Dataset items:
#####

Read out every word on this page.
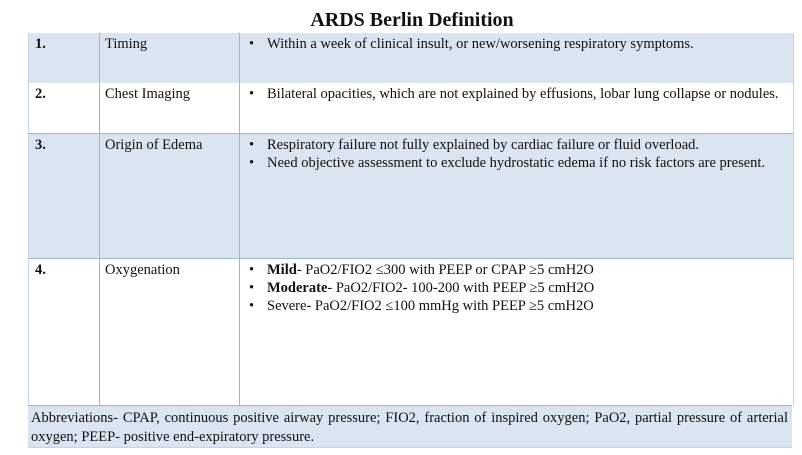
ARDS Berlin Definition
1.	Timing	• Within a week of clinical insult, or new/worsening respiratory symptoms.
2.	Chest Imaging	• Bilateral opacities, which are not explained by effusions, lobar lung collapse or nodules.
3.	Origin of Edema	• Respiratory failure not fully explained by cardiac failure or fluid overload.
• Need objective assessment to exclude hydrostatic edema if no risk factors are present.
4.	Oxygenation	• Mild- PaO2/FIO2 ≤300 with PEEP or CPAP ≥5 cmH2O
• Moderate- PaO2/FIO2- 100-200 with PEEP ≥5 cmH2O
• Severe- PaO2/FIO2 ≤100 mmHg with PEEP ≥5 cmH2O
Abbreviations- CPAP, continuous positive airway pressure; FIO2, fraction of inspired oxygen; PaO2, partial pressure of arterial oxygen; PEEP- positive end-expiratory pressure.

#####

■ WRITTEN INSTRUCTION:
Send back the data above word for word, with the pictures left out.

■ ANSWER FOR THIS EXERCISE:
Read out every word on this page.
ARDS Berlin Definition
1.	Timing	• Within a week of clinical insult, or new/worsening respiratory symptoms.
2.	Chest Imaging	• Bilateral opacities, which are not explained by effusions, lobar lung collapse or nodules.
3.	Origin of Edema	• Respiratory failure not fully explained by cardiac failure or fluid overload.
• Need objective assessment to exclude hydrostatic edema if no risk factors are present.
4.	Oxygenation	• Mild- PaO2/FIO2 ≤300 with PEEP or CPAP ≥5 cmH2O
• Moderate- PaO2/FIO2- 100-200 with PEEP ≥5 cmH2O
• Severe- PaO2/FIO2 ≤100 mmHg with PEEP ≥5 cmH2O
Abbreviations- CPAP, continuous positive airway pressure; FIO2, fraction of inspired oxygen; PaO2, partial pressure of arterial oxygen; PEEP- positive end-expiratory pressure.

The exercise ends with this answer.